# Exercise:
Find every line with "房地产估价报告" in it, then report how many there are and nothing more.

Collected data

^^^^

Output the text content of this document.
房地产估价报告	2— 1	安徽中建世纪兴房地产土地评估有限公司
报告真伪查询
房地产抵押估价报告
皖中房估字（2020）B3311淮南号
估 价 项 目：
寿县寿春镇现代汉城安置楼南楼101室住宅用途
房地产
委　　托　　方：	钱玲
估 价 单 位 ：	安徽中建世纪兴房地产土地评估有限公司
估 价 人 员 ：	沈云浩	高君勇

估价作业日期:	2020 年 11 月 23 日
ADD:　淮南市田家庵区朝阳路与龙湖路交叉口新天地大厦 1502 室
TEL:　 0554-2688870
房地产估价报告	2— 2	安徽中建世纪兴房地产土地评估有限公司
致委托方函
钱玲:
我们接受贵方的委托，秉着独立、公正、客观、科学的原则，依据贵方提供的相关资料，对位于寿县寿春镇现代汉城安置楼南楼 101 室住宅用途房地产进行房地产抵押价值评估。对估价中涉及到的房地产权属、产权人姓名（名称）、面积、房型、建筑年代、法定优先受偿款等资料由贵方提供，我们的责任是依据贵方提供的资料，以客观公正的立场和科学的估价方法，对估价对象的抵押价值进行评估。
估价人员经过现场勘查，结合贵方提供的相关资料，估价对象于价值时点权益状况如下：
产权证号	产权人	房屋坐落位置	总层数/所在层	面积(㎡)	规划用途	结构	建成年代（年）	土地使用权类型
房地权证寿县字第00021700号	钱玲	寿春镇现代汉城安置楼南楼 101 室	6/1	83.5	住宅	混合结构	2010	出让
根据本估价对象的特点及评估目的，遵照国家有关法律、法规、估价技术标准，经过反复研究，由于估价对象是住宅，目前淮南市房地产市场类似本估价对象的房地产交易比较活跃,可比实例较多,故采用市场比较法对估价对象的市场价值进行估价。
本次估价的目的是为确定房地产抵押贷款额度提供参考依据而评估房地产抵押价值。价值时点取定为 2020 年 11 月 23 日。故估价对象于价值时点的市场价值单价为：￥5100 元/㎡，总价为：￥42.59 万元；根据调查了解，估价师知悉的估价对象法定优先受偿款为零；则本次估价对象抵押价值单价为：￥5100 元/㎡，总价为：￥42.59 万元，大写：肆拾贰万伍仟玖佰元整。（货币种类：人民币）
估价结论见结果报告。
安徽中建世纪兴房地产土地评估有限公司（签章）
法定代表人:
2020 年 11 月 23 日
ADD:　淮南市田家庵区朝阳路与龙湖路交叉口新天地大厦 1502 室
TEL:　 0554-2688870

^^^^

# Right answer:
2